▶ The task
Each line that holds the word "الكهف" should be returned.

▶ Data supplied
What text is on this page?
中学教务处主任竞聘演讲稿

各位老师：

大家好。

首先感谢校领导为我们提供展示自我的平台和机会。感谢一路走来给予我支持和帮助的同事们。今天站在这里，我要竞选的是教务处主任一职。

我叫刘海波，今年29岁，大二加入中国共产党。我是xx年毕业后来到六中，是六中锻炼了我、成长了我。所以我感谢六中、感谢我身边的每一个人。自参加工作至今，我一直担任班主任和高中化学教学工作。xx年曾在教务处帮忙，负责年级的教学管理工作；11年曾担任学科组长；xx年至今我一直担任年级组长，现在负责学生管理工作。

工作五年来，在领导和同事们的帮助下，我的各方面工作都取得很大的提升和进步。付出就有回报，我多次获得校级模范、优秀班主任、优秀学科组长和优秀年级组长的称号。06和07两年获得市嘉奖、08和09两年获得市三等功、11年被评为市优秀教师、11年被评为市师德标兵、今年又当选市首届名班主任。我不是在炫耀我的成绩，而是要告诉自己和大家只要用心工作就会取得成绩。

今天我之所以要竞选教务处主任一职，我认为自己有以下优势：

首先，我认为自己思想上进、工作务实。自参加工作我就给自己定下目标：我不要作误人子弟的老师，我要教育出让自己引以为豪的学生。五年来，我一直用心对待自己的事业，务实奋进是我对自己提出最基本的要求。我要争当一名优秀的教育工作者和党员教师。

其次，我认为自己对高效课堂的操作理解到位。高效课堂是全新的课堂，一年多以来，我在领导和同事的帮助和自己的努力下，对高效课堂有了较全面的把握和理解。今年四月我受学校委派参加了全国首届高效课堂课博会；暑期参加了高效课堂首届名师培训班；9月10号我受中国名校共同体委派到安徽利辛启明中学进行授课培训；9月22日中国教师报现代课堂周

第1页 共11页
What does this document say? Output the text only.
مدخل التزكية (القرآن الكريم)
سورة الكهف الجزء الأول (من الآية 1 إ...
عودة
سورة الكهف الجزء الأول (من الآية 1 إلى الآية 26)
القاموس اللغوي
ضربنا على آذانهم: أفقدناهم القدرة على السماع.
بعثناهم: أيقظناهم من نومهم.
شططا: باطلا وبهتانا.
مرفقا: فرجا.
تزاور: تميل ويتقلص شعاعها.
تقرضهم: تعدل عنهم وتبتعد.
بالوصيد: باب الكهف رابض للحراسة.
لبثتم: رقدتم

▶ Written solution
سورة الكهف الجزء الأول (من الآية 1 إ...
سورة الكهف الجزء الأول (من الآية 1 إلى الآية 26)
بالوصيد: باب الكهف رابض للحراسة.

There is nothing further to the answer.